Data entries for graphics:
┄┄┄┄┄┄
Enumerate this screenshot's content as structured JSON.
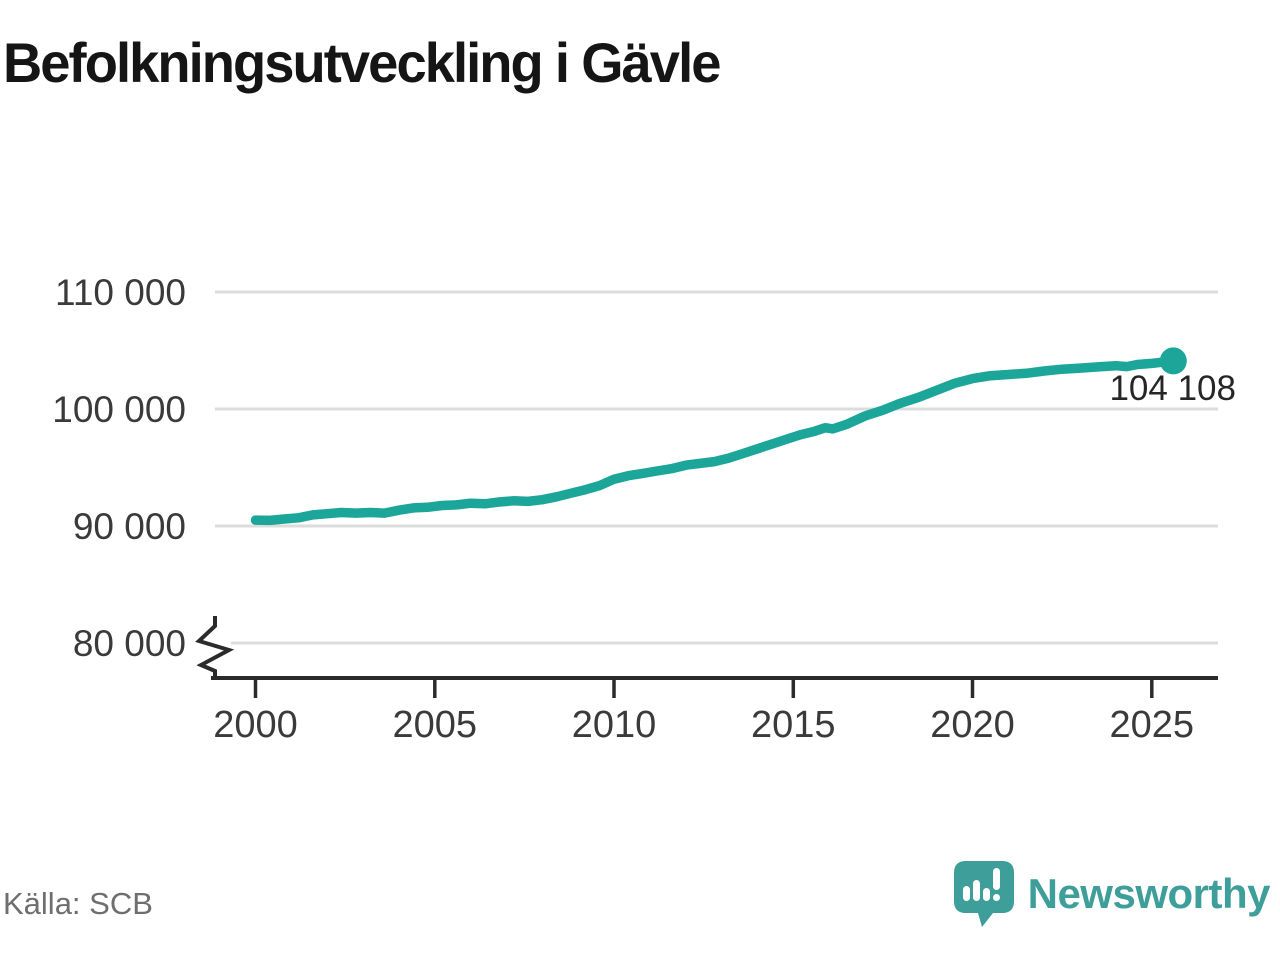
{
  "chart": {
    "title": "Befolkningsutveckling i Gävle",
    "source": "Källa: SCB"
  },
  "brand": {
    "name": "Newsworthy",
    "logo_icon": "newsworthy-speech-bubble-bar-chart-icon",
    "color": "#3e9e99"
  },
  "colors": {
    "line": "#1ca69a",
    "grid": "#dcdcdc",
    "axis": "#2b2b2b",
    "tick_label": "#3a3a3a"
  },
  "chart_data": {
    "type": "line",
    "title": "Befolkningsutveckling i Gävle",
    "source": "Källa: SCB",
    "xlabel": "",
    "ylabel": "",
    "x_ticks": [
      "2000",
      "2005",
      "2010",
      "2015",
      "2020",
      "2025"
    ],
    "y_ticks": [
      "110 000",
      "100 000",
      "90 000",
      "80 000"
    ],
    "xlim": [
      1998.8,
      2026.8
    ],
    "ylim": [
      80000,
      111500
    ],
    "y_axis_break": true,
    "grid": "horizontal-only",
    "legend": "none",
    "end_label": "104 108",
    "end_value": 104108,
    "series": [
      {
        "name": "Befolkning",
        "points": [
          [
            2000.0,
            90500
          ],
          [
            2000.4,
            90480
          ],
          [
            2000.8,
            90600
          ],
          [
            2001.2,
            90700
          ],
          [
            2001.6,
            90950
          ],
          [
            2002.0,
            91050
          ],
          [
            2002.4,
            91150
          ],
          [
            2002.8,
            91100
          ],
          [
            2003.2,
            91150
          ],
          [
            2003.6,
            91100
          ],
          [
            2004.0,
            91350
          ],
          [
            2004.4,
            91550
          ],
          [
            2004.8,
            91600
          ],
          [
            2005.2,
            91750
          ],
          [
            2005.6,
            91800
          ],
          [
            2006.0,
            91950
          ],
          [
            2006.4,
            91900
          ],
          [
            2006.8,
            92050
          ],
          [
            2007.2,
            92150
          ],
          [
            2007.6,
            92100
          ],
          [
            2008.0,
            92250
          ],
          [
            2008.4,
            92500
          ],
          [
            2008.8,
            92800
          ],
          [
            2009.2,
            93100
          ],
          [
            2009.6,
            93450
          ],
          [
            2010.0,
            94000
          ],
          [
            2010.4,
            94300
          ],
          [
            2010.8,
            94500
          ],
          [
            2011.2,
            94700
          ],
          [
            2011.6,
            94900
          ],
          [
            2012.0,
            95200
          ],
          [
            2012.4,
            95350
          ],
          [
            2012.8,
            95500
          ],
          [
            2013.2,
            95800
          ],
          [
            2013.6,
            96200
          ],
          [
            2014.0,
            96600
          ],
          [
            2014.4,
            97000
          ],
          [
            2014.8,
            97400
          ],
          [
            2015.2,
            97800
          ],
          [
            2015.6,
            98100
          ],
          [
            2015.9,
            98400
          ],
          [
            2016.1,
            98300
          ],
          [
            2016.5,
            98700
          ],
          [
            2017.0,
            99400
          ],
          [
            2017.5,
            99900
          ],
          [
            2018.0,
            100500
          ],
          [
            2018.5,
            101000
          ],
          [
            2019.0,
            101600
          ],
          [
            2019.5,
            102200
          ],
          [
            2020.0,
            102600
          ],
          [
            2020.5,
            102850
          ],
          [
            2021.0,
            102950
          ],
          [
            2021.5,
            103050
          ],
          [
            2022.0,
            103250
          ],
          [
            2022.5,
            103400
          ],
          [
            2023.0,
            103500
          ],
          [
            2023.5,
            103600
          ],
          [
            2024.0,
            103700
          ],
          [
            2024.3,
            103620
          ],
          [
            2024.6,
            103800
          ],
          [
            2025.0,
            103900
          ],
          [
            2025.3,
            104000
          ],
          [
            2025.6,
            104108
          ]
        ]
      }
    ]
  }
}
┄┄┄┄┄┄
▶ _Written instruction_: Reproduce the material in full, word for word, and omit the pictures.

▶ _Reply_:
Enumerate this screenshot's content as structured JSON.
{
  "chart": {
    "title": "Befolkningsutveckling i Gävle",
    "source": "Källa: SCB"
  },
  "brand": {
    "name": "Newsworthy",
    "logo_icon": "newsworthy-speech-bubble-bar-chart-icon",
    "color": "#3e9e99"
  },
  "colors": {
    "line": "#1ca69a",
    "grid": "#dcdcdc",
    "axis": "#2b2b2b",
    "tick_label": "#3a3a3a"
  },
  "chart_data": {
    "type": "line",
    "title": "Befolkningsutveckling i Gävle",
    "source": "Källa: SCB",
    "xlabel": "",
    "ylabel": "",
    "x_ticks": [
      "2000",
      "2005",
      "2010",
      "2015",
      "2020",
      "2025"
    ],
    "y_ticks": [
      "110 000",
      "100 000",
      "90 000",
      "80 000"
    ],
    "xlim": [
      1998.8,
      2026.8
    ],
    "ylim": [
      80000,
      111500
    ],
    "y_axis_break": true,
    "grid": "horizontal-only",
    "legend": "none",
    "end_label": "104 108",
    "end_value": 104108,
    "series": [
      {
        "name": "Befolkning",
        "points": [
          [
            2000.0,
            90500
          ],
          [
            2000.4,
            90480
          ],
          [
            2000.8,
            90600
          ],
          [
            2001.2,
            90700
          ],
          [
            2001.6,
            90950
          ],
          [
            2002.0,
            91050
          ],
          [
            2002.4,
            91150
          ],
          [
            2002.8,
            91100
          ],
          [
            2003.2,
            91150
          ],
          [
            2003.6,
            91100
          ],
          [
            2004.0,
            91350
          ],
          [
            2004.4,
            91550
          ],
          [
            2004.8,
            91600
          ],
          [
            2005.2,
            91750
          ],
          [
            2005.6,
            91800
          ],
          [
            2006.0,
            91950
          ],
          [
            2006.4,
            91900
          ],
          [
            2006.8,
            92050
          ],
          [
            2007.2,
            92150
          ],
          [
            2007.6,
            92100
          ],
          [
            2008.0,
            92250
          ],
          [
            2008.4,
            92500
          ],
          [
            2008.8,
            92800
          ],
          [
            2009.2,
            93100
          ],
          [
            2009.6,
            93450
          ],
          [
            2010.0,
            94000
          ],
          [
            2010.4,
            94300
          ],
          [
            2010.8,
            94500
          ],
          [
            2011.2,
            94700
          ],
          [
            2011.6,
            94900
          ],
          [
            2012.0,
            95200
          ],
          [
            2012.4,
            95350
          ],
          [
            2012.8,
            95500
          ],
          [
            2013.2,
            95800
          ],
          [
            2013.6,
            96200
          ],
          [
            2014.0,
            96600
          ],
          [
            2014.4,
            97000
          ],
          [
            2014.8,
            97400
          ],
          [
            2015.2,
            97800
          ],
          [
            2015.6,
            98100
          ],
          [
            2015.9,
            98400
          ],
          [
            2016.1,
            98300
          ],
          [
            2016.5,
            98700
          ],
          [
            2017.0,
            99400
          ],
          [
            2017.5,
            99900
          ],
          [
            2018.0,
            100500
          ],
          [
            2018.5,
            101000
          ],
          [
            2019.0,
            101600
          ],
          [
            2019.5,
            102200
          ],
          [
            2020.0,
            102600
          ],
          [
            2020.5,
            102850
          ],
          [
            2021.0,
            102950
          ],
          [
            2021.5,
            103050
          ],
          [
            2022.0,
            103250
          ],
          [
            2022.5,
            103400
          ],
          [
            2023.0,
            103500
          ],
          [
            2023.5,
            103600
          ],
          [
            2024.0,
            103700
          ],
          [
            2024.3,
            103620
          ],
          [
            2024.6,
            103800
          ],
          [
            2025.0,
            103900
          ],
          [
            2025.3,
            104000
          ],
          [
            2025.6,
            104108
          ]
        ]
      }
    ]
  }
}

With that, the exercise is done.